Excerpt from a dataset

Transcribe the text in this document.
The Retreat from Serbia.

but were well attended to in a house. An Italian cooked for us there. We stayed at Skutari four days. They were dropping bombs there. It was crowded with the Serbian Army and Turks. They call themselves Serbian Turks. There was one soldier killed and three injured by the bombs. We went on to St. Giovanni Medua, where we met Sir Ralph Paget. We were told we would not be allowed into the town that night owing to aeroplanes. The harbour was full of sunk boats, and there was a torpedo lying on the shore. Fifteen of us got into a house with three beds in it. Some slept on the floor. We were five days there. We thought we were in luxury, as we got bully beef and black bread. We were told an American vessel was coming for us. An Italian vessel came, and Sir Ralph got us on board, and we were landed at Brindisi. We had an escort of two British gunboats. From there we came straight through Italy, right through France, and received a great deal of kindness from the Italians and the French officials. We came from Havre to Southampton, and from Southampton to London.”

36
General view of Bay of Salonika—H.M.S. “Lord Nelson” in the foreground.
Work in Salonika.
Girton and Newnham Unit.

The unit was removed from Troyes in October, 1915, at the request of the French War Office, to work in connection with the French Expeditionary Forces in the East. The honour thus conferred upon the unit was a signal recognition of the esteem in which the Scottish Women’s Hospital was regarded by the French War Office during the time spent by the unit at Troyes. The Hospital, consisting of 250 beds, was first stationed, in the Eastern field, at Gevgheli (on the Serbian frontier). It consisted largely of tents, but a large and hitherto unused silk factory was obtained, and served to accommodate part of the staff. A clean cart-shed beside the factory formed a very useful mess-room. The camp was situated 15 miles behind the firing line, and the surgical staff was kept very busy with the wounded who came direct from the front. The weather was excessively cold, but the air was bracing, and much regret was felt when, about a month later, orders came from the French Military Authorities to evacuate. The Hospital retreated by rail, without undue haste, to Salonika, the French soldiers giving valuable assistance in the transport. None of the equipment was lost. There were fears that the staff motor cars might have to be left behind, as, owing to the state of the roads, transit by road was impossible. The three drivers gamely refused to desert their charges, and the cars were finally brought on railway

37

- What needs to be done
Copy every line in the entries above that has the string "Salonika" in it.

- Solution to this exercise
General view of Bay of Salonika—H.M.S. “Lord Nelson” in the foreground.
Work in Salonika.
The unit was removed from Troyes in October, 1915, at the request of the French War Office, to work in connection with the French Expeditionary Forces in the East. The honour thus conferred upon the unit was a signal recognition of the esteem in which the Scottish Women’s Hospital was regarded by the French War Office during the time spent by the unit at Troyes. The Hospital, consisting of 250 beds, was first stationed, in the Eastern field, at Gevgheli (on the Serbian frontier). It consisted largely of tents, but a large and hitherto unused silk factory was obtained, and served to accommodate part of the staff. A clean cart-shed beside the factory formed a very useful mess-room. The camp was situated 15 miles behind the firing line, and the surgical staff was kept very busy with the wounded who came direct from the front. The weather was excessively cold, but the air was bracing, and much regret was felt when, about a month later, orders came from the French Military Authorities to evacuate. The Hospital retreated by rail, without undue haste, to Salonika, the French soldiers giving valuable assistance in the transport. None of the equipment was lost. There were fears that the staff motor cars might have to be left behind, as, owing to the state of the roads, transit by road was impossible. The three drivers gamely refused to desert their charges, and the cars were finally brought on railway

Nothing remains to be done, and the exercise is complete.